Task: Each entry below should be reproduced character for character.

Records to use:
________________

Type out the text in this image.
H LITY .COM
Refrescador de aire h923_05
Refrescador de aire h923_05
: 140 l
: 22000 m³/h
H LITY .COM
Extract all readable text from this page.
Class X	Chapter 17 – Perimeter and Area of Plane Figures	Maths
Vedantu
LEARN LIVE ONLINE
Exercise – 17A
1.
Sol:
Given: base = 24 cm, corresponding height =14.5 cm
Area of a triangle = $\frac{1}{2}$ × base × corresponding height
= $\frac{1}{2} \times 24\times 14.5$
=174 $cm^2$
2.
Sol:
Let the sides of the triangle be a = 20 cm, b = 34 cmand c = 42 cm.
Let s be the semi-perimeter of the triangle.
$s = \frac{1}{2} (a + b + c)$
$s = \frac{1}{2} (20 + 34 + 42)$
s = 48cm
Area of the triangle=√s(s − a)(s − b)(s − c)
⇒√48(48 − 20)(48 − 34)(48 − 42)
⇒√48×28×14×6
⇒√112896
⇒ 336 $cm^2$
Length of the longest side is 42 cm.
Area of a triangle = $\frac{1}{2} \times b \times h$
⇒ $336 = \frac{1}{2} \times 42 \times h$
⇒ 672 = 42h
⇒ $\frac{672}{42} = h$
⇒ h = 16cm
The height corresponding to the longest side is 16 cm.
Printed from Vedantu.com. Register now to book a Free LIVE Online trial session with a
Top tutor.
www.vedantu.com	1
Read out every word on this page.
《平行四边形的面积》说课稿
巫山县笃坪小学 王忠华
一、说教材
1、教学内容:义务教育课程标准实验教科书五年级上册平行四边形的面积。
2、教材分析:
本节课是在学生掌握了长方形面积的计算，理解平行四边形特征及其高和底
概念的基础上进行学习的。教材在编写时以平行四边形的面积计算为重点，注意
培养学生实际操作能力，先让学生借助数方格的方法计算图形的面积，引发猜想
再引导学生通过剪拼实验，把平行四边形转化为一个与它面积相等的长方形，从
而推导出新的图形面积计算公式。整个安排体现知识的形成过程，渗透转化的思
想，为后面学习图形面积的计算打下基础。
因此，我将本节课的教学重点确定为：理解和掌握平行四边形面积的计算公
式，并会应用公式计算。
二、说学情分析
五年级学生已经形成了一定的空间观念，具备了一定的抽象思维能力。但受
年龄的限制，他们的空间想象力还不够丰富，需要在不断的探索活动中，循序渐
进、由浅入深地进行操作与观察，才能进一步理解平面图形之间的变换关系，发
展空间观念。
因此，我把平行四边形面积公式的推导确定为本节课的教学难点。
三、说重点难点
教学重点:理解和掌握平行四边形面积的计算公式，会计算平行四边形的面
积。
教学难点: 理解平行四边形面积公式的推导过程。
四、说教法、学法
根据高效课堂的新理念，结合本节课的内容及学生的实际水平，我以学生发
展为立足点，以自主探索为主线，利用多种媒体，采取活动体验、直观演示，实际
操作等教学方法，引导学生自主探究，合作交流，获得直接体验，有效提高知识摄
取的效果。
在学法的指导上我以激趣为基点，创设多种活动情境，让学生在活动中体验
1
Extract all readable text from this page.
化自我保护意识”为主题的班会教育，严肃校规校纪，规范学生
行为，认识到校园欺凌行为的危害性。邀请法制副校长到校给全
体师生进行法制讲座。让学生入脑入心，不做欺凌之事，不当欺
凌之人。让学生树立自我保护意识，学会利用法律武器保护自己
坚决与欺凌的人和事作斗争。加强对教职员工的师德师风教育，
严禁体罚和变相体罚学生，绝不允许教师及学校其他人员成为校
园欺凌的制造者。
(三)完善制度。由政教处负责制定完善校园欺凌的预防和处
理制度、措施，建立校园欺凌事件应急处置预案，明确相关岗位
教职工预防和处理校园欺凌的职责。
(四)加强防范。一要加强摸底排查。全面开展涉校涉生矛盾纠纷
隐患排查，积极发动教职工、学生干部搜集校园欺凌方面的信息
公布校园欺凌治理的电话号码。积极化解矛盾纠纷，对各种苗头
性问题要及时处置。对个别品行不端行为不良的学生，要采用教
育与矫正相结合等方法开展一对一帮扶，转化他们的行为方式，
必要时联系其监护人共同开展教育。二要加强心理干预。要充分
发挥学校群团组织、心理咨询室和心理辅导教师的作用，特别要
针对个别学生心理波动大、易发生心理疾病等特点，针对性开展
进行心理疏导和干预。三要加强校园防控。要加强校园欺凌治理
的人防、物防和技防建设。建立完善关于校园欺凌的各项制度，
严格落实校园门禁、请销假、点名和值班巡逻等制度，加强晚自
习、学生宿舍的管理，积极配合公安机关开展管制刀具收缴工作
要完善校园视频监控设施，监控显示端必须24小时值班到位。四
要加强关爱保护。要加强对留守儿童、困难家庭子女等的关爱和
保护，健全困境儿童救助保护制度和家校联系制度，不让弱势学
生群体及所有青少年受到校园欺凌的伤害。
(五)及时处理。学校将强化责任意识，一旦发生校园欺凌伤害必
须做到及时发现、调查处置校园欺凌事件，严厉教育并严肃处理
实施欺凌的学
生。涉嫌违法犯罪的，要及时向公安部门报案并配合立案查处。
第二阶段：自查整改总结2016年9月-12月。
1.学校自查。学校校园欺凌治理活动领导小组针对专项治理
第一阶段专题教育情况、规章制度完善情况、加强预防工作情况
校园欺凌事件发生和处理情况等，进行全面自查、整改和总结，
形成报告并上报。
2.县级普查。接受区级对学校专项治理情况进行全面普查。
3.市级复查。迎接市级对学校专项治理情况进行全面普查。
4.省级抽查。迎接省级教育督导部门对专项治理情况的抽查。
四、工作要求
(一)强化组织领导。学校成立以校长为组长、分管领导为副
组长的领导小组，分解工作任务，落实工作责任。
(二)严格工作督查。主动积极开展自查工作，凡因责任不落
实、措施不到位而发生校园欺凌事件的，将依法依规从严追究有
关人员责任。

________________

Response:
Type out the text in this image.
H LITY .COM
Refrescador de aire h923_05
Refrescador de aire h923_05
: 140 l
: 22000 m³/h
H LITY .COM
Extract all readable text from this page.
Class X	Chapter 17 – Perimeter and Area of Plane Figures	Maths
Vedantu
LEARN LIVE ONLINE
Exercise – 17A
1.
Sol:
Given: base = 24 cm, corresponding height =14.5 cm
Area of a triangle = $\frac{1}{2}$ × base × corresponding height
= $\frac{1}{2} \times 24\times 14.5$
=174 $cm^2$
2.
Sol:
Let the sides of the triangle be a = 20 cm, b = 34 cmand c = 42 cm.
Let s be the semi-perimeter of the triangle.
$s = \frac{1}{2} (a + b + c)$
$s = \frac{1}{2} (20 + 34 + 42)$
s = 48cm
Area of the triangle=√s(s − a)(s − b)(s − c)
⇒√48(48 − 20)(48 − 34)(48 − 42)
⇒√48×28×14×6
⇒√112896
⇒ 336 $cm^2$
Length of the longest side is 42 cm.
Area of a triangle = $\frac{1}{2} \times b \times h$
⇒ $336 = \frac{1}{2} \times 42 \times h$
⇒ 672 = 42h
⇒ $\frac{672}{42} = h$
⇒ h = 16cm
The height corresponding to the longest side is 16 cm.
Printed from Vedantu.com. Register now to book a Free LIVE Online trial session with a
Top tutor.
www.vedantu.com	1
Read out every word on this page.
《平行四边形的面积》说课稿
巫山县笃坪小学 王忠华
一、说教材
1、教学内容:义务教育课程标准实验教科书五年级上册平行四边形的面积。
2、教材分析:
本节课是在学生掌握了长方形面积的计算，理解平行四边形特征及其高和底
概念的基础上进行学习的。教材在编写时以平行四边形的面积计算为重点，注意
培养学生实际操作能力，先让学生借助数方格的方法计算图形的面积，引发猜想
再引导学生通过剪拼实验，把平行四边形转化为一个与它面积相等的长方形，从
而推导出新的图形面积计算公式。整个安排体现知识的形成过程，渗透转化的思
想，为后面学习图形面积的计算打下基础。
因此，我将本节课的教学重点确定为：理解和掌握平行四边形面积的计算公
式，并会应用公式计算。
二、说学情分析
五年级学生已经形成了一定的空间观念，具备了一定的抽象思维能力。但受
年龄的限制，他们的空间想象力还不够丰富，需要在不断的探索活动中，循序渐
进、由浅入深地进行操作与观察，才能进一步理解平面图形之间的变换关系，发
展空间观念。
因此，我把平行四边形面积公式的推导确定为本节课的教学难点。
三、说重点难点
教学重点:理解和掌握平行四边形面积的计算公式，会计算平行四边形的面
积。
教学难点: 理解平行四边形面积公式的推导过程。
四、说教法、学法
根据高效课堂的新理念，结合本节课的内容及学生的实际水平，我以学生发
展为立足点，以自主探索为主线，利用多种媒体，采取活动体验、直观演示，实际
操作等教学方法，引导学生自主探究，合作交流，获得直接体验，有效提高知识摄
取的效果。
在学法的指导上我以激趣为基点，创设多种活动情境，让学生在活动中体验
1
Extract all readable text from this page.
化自我保护意识”为主题的班会教育，严肃校规校纪，规范学生
行为，认识到校园欺凌行为的危害性。邀请法制副校长到校给全
体师生进行法制讲座。让学生入脑入心，不做欺凌之事，不当欺
凌之人。让学生树立自我保护意识，学会利用法律武器保护自己
坚决与欺凌的人和事作斗争。加强对教职员工的师德师风教育，
严禁体罚和变相体罚学生，绝不允许教师及学校其他人员成为校
园欺凌的制造者。
(三)完善制度。由政教处负责制定完善校园欺凌的预防和处
理制度、措施，建立校园欺凌事件应急处置预案，明确相关岗位
教职工预防和处理校园欺凌的职责。
(四)加强防范。一要加强摸底排查。全面开展涉校涉生矛盾纠纷
隐患排查，积极发动教职工、学生干部搜集校园欺凌方面的信息
公布校园欺凌治理的电话号码。积极化解矛盾纠纷，对各种苗头
性问题要及时处置。对个别品行不端行为不良的学生，要采用教
育与矫正相结合等方法开展一对一帮扶，转化他们的行为方式，
必要时联系其监护人共同开展教育。二要加强心理干预。要充分
发挥学校群团组织、心理咨询室和心理辅导教师的作用，特别要
针对个别学生心理波动大、易发生心理疾病等特点，针对性开展
进行心理疏导和干预。三要加强校园防控。要加强校园欺凌治理
的人防、物防和技防建设。建立完善关于校园欺凌的各项制度，
严格落实校园门禁、请销假、点名和值班巡逻等制度，加强晚自
习、学生宿舍的管理，积极配合公安机关开展管制刀具收缴工作
要完善校园视频监控设施，监控显示端必须24小时值班到位。四
要加强关爱保护。要加强对留守儿童、困难家庭子女等的关爱和
保护，健全困境儿童救助保护制度和家校联系制度，不让弱势学
生群体及所有青少年受到校园欺凌的伤害。
(五)及时处理。学校将强化责任意识，一旦发生校园欺凌伤害必
须做到及时发现、调查处置校园欺凌事件，严厉教育并严肃处理
实施欺凌的学
生。涉嫌违法犯罪的，要及时向公安部门报案并配合立案查处。
第二阶段：自查整改总结2016年9月-12月。
1.学校自查。学校校园欺凌治理活动领导小组针对专项治理
第一阶段专题教育情况、规章制度完善情况、加强预防工作情况
校园欺凌事件发生和处理情况等，进行全面自查、整改和总结，
形成报告并上报。
2.县级普查。接受区级对学校专项治理情况进行全面普查。
3.市级复查。迎接市级对学校专项治理情况进行全面普查。
4.省级抽查。迎接省级教育督导部门对专项治理情况的抽查。
四、工作要求
(一)强化组织领导。学校成立以校长为组长、分管领导为副
组长的领导小组，分解工作任务，落实工作责任。
(二)严格工作督查。主动积极开展自查工作，凡因责任不落
实、措施不到位而发生校园欺凌事件的，将依法依规从严追究有
关人员责任。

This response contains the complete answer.